Excerpts from a figure dataset:
------------------------------------------------------------
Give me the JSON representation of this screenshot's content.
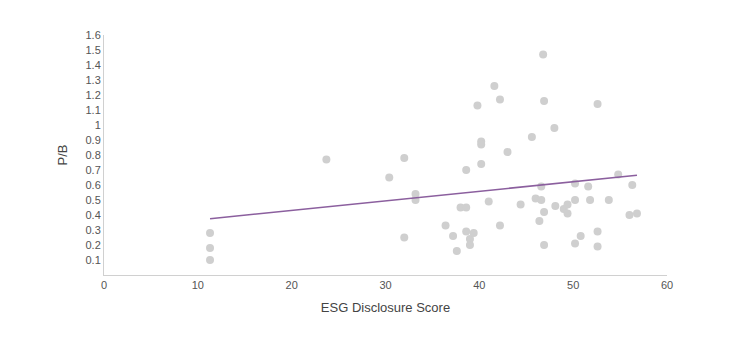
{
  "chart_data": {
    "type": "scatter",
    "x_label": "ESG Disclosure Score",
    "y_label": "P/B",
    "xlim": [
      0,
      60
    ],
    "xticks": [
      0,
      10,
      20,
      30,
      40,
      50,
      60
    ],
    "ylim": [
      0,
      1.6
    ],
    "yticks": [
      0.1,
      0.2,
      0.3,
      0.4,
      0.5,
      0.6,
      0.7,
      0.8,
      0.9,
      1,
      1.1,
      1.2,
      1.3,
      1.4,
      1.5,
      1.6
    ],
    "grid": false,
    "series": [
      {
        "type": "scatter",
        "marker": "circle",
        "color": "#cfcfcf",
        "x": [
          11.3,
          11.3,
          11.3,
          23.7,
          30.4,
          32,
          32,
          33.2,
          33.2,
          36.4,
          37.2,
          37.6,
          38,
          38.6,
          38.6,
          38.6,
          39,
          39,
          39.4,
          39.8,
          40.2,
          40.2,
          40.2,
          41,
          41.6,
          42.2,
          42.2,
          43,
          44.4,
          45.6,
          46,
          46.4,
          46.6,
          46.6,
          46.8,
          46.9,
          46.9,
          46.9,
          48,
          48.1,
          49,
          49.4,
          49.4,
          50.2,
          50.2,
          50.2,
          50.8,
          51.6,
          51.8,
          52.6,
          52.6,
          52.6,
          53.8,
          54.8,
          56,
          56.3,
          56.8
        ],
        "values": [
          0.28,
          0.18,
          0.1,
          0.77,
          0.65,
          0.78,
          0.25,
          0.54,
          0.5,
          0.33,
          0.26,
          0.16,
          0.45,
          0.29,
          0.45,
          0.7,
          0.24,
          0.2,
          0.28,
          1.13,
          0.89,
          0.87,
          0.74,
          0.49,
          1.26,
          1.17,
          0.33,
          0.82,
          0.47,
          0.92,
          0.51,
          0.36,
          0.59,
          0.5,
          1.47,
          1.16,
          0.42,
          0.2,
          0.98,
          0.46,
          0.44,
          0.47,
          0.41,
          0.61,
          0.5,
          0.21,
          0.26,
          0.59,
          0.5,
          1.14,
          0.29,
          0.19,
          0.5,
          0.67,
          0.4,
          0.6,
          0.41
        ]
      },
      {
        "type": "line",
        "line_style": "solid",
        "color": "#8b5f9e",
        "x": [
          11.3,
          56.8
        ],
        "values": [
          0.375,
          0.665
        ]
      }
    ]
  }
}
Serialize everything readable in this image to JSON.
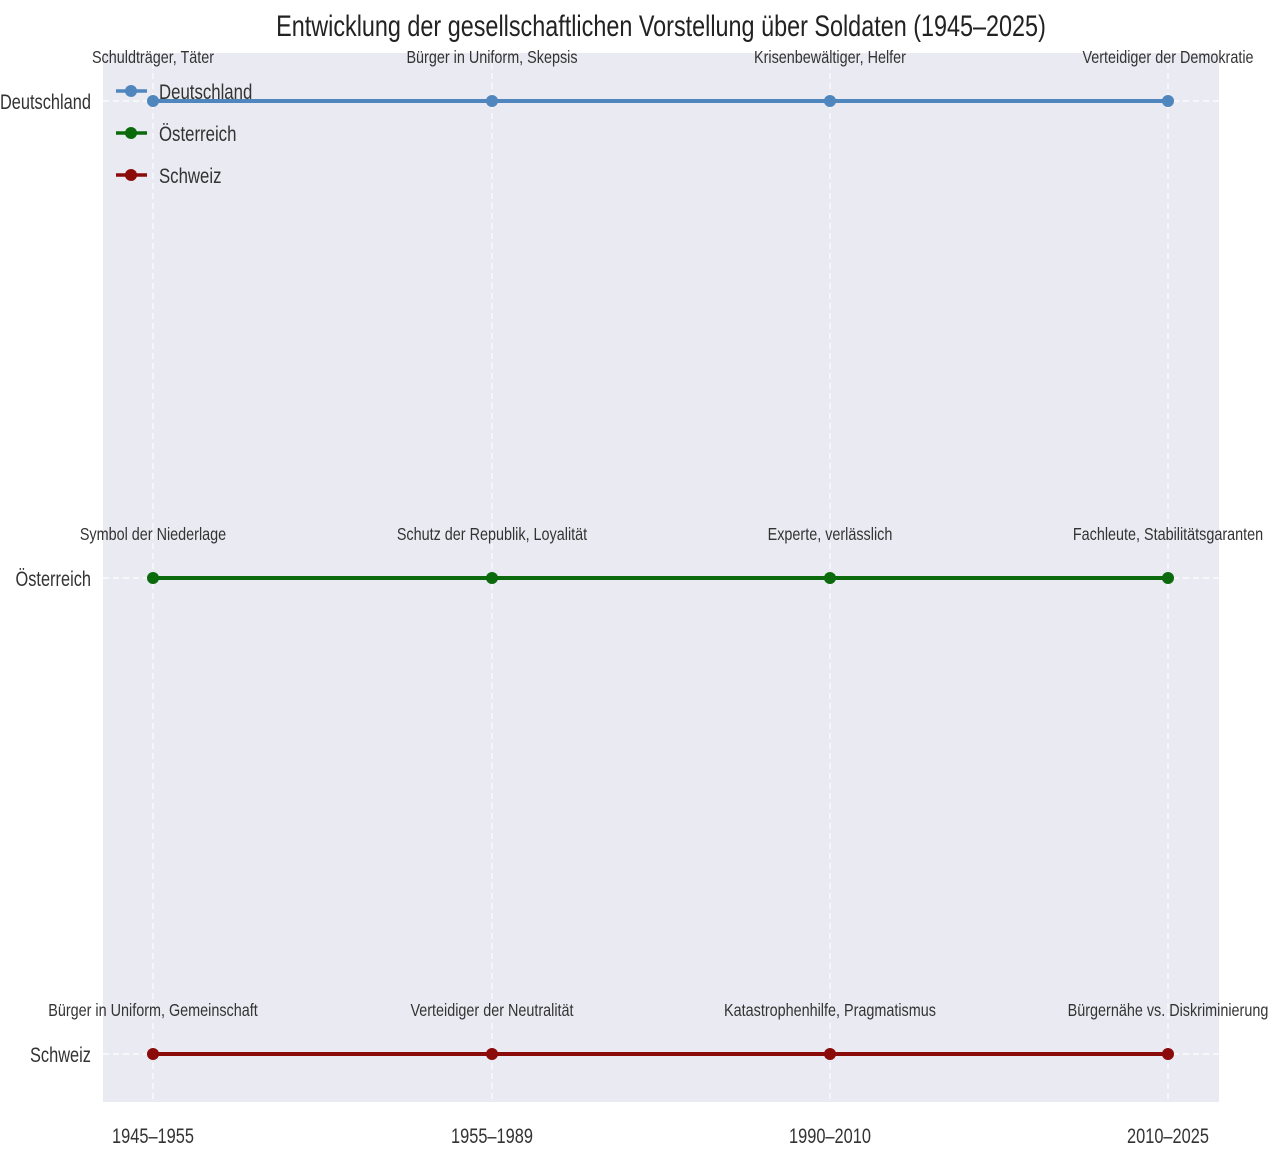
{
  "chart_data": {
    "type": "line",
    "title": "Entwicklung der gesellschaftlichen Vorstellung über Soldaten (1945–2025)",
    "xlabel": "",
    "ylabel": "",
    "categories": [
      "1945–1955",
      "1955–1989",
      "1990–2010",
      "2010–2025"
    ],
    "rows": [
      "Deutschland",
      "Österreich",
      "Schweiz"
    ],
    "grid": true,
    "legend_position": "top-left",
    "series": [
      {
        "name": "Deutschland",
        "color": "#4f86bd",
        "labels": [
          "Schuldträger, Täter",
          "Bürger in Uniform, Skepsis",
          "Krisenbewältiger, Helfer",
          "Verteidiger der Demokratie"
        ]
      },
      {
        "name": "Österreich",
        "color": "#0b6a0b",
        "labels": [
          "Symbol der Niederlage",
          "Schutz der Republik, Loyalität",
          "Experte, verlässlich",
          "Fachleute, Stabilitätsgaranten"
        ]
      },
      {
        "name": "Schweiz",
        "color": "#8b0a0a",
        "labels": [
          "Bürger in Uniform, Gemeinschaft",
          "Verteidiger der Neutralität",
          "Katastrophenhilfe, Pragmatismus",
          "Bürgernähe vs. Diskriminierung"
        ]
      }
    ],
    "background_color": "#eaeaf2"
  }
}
------------------------------------------------------------
* [Written exercise]: Copy each line that holds the word "Verteidiger".

* [Answer below]:
          "Verteidiger der Demokratie"
          "Verteidiger der Neutralität",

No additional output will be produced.